*** Document section ***
Prof. Riklund’s work with radioimmunoscintigraphy and radioimmunotherapy has advanced the knowledge and management of cancer, notably with the development and evaluation of monoclonal antibodies in the diagnosis and treatment of gynaecological cancers. More recently, her research has focused on hybrid imaging in cognition, neurodegeneration and movement disorders, as well as in prostate and colorectal cancer.

She has been a strong advocate for translational research between immunology and nuclear medicine. However, that interest almost never came to be. “Spending time in the preclinical laboratories was not so popular when I was a resident. I was even requested to decide whether I should do preclinical or clinical research – but I continued with translational anyway,” she said.

Translational research offers a strong base to do applied clinical research in many fields. “We can identify, for instance, the mechanisms and run tests in model systems in fundamental research. However, it is not possible to directly translate results from fundamental research into the clinical situation. This means that the applied clinical research is of utmost importance,” she said.

To pursue all her interests, Prof. Riklund has been using SPECT/CT, PET/CT and PET/MR extensively in oncology, with a special focus on dopamine in cognitive decline. She has authored 130 scientific papers, five reviews, 48 meeting abstracts or proceeding papers and six book chapters. She is also the editor of one book, Nuklearmedicin, published in 2013 in Swedish.

She has served in many leadership roles for the ESR and was the first chair of the ESR Board of Directors and Executive Council from 2016 to 2017.

Prof. Riklund is the founding president of the European Society of Hybrid Medical Imaging, which later became the European Society for Hybrid, Molecular and Translational Imaging – ESHIMT.

“ESHIMT has developed very well, with 3,570 members in 2019. We are doing a lot in education, including webinars; the ESHI Storyboard, where we put a spotlight on medical centres in Europe that use hybrid imaging scanners and modalities in their daily work; and the annual event CHILI, the Conference on Hybrid Imaging Live. These educational activities attract great interest, with a high number of attendees. The hybrid imaging sessions at the ECR are also very important and offer a great range in hybrid imaging research and education,” she said.

Prof. Riklund has served as a member of the ECR Congress Committee and then ECR President in 2016, a year in which interest in hybrid imaging among the radiology community grew.
*** End of Document section ***
*** Data provided ***
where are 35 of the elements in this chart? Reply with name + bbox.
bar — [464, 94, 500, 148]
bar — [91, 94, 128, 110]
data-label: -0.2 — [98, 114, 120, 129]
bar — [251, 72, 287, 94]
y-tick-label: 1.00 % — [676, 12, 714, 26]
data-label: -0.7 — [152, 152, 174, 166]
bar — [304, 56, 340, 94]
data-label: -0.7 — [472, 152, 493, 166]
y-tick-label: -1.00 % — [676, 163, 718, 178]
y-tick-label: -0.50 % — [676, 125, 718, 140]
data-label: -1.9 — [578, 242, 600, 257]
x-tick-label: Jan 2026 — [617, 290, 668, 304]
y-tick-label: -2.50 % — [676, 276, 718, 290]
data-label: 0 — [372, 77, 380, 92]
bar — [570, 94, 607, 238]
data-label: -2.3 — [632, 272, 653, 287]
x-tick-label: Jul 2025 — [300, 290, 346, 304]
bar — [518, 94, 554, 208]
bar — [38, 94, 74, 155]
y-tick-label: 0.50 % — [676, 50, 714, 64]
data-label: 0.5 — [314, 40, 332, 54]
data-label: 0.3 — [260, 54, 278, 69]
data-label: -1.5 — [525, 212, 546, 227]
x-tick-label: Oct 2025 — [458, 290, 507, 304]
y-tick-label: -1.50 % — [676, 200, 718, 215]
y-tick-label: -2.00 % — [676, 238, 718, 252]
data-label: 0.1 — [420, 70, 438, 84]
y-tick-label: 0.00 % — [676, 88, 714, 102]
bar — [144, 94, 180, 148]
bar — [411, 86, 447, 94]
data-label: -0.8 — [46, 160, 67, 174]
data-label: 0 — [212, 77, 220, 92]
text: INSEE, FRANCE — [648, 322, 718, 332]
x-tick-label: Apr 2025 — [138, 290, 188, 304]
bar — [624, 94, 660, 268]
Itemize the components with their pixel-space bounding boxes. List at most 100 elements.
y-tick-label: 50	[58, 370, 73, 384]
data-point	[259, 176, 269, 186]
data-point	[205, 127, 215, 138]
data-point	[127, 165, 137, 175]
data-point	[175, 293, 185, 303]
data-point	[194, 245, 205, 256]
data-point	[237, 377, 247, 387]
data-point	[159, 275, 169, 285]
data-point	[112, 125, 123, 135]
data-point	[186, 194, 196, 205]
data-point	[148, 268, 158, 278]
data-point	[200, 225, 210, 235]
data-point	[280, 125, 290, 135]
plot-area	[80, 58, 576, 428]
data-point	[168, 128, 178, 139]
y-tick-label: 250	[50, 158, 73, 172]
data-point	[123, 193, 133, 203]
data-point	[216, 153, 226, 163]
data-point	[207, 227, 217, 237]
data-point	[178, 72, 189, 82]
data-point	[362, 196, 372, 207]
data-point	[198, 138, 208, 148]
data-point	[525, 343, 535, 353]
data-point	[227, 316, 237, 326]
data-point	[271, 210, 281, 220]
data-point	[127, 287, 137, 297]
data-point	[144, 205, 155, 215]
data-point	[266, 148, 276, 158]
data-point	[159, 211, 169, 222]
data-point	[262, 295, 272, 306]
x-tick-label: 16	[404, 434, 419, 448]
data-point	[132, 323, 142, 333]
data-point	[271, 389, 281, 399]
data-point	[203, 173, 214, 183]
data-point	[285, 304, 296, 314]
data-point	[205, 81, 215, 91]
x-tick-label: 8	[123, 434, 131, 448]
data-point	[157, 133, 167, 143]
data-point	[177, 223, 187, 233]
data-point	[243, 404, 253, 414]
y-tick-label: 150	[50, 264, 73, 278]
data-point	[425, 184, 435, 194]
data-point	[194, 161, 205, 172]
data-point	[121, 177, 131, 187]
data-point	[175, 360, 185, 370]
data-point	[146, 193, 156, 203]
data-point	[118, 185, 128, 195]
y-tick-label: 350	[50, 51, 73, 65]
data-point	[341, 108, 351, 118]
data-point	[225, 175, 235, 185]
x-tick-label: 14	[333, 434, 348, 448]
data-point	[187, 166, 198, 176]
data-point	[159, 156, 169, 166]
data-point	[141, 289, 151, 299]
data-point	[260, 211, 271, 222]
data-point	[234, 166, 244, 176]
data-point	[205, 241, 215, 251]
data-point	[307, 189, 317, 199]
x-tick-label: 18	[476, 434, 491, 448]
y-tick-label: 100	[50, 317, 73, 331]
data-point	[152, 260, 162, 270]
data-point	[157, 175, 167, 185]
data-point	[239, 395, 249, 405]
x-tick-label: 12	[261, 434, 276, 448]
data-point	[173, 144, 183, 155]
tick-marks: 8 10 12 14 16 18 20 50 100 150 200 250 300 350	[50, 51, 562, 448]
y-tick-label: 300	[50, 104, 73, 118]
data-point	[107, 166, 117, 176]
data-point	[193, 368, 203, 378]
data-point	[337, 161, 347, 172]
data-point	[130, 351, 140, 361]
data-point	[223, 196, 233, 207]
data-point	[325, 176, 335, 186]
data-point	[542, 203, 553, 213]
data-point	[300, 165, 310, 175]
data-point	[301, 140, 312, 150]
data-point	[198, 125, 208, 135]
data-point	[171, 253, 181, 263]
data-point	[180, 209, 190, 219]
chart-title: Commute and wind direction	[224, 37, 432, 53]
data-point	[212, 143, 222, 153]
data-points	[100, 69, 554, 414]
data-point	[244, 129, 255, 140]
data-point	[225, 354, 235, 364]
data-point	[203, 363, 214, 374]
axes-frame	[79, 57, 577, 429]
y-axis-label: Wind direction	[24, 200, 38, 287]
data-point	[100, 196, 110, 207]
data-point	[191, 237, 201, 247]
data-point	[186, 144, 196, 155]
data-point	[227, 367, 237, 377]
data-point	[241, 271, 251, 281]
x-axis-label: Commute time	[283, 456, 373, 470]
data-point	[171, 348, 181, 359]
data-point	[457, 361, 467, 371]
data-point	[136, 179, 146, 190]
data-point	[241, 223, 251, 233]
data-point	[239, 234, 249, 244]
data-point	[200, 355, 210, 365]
*** End of Data provided ***
** Your tasks **
a - Rewrite the paragraph of the profile of Prof. Riklund that begins "To pursue all her interests" as a short bulleted list that keeps its main facts.
b - Summarize the profile of Prof. Riklund in two sentences.
c - Carry on the profile of Prof. Riklund, picking up after its final sentence.

** Answer section **
a -
- Prof. Riklund has used SPECT/CT, PET/CT and PET/MR extensively in oncology.
- Her special focus is dopamine in cognitive decline.
- She has authored 130 scientific papers, five reviews, 48 meeting abstracts or proceeding papers and six book chapters.
- She edited the book Nuklearmedicin, published in Swedish in 2013.

b - Prof. Riklund's work with radioimmunoscintigraphy and radioimmunotherapy has advanced cancer knowledge and management, and she has long advocated translational research between immunology and nuclear medicine, while her recent research focuses on hybrid imaging in cognition, neurodegeneration, movement disorders, and prostate and colorectal cancer. She was the first chair of the ESR Board of Directors and Executive Council, the founding president of the society that became ESHIMT, and ECR President in 2016.

c -
“My vision is that hybrid imaging should and will become totally integrated into radiology, so we can continue to work with an organ-based approach with every imaging modality, and also with connection to pathology and different ‘omics’. Then we can talk about integrated diagnostics, which is necessary for very high-quality precision medicine,” she said.

In Europe, nuclear medicine and radiology must now find new ways to collaborate – a necessity that the new generation has completely accepted. “Our young colleagues find this natural and understand they need the full portfolio of imaging modalities. I hope they will have the education they need and that they keep their willingness to cooperate. The patients’ needs and new knowledge will help to form the imaging specialist of the future,” Prof. Riklund said.

Prof. Riklund is the past president of the Swedish Society of Radiology and the Swedish Society of Nuclear Medicine. She is chair of the Centre for Medical Image Science and Visualisation at Linköping University, as well as the Centre for Functional Brain Imaging and the Wallenberg Centre for Molecular Medicine at Umeå University. She is also an ordinary board member of the national facilities SciLifeLab, MedTech4Health and the scientific board of the Swedish Drug Authority. She has served as a grant evaluator for the Swedish Radiation Safety Authority, the Swedish Cancer Society and the Swedish Research Council.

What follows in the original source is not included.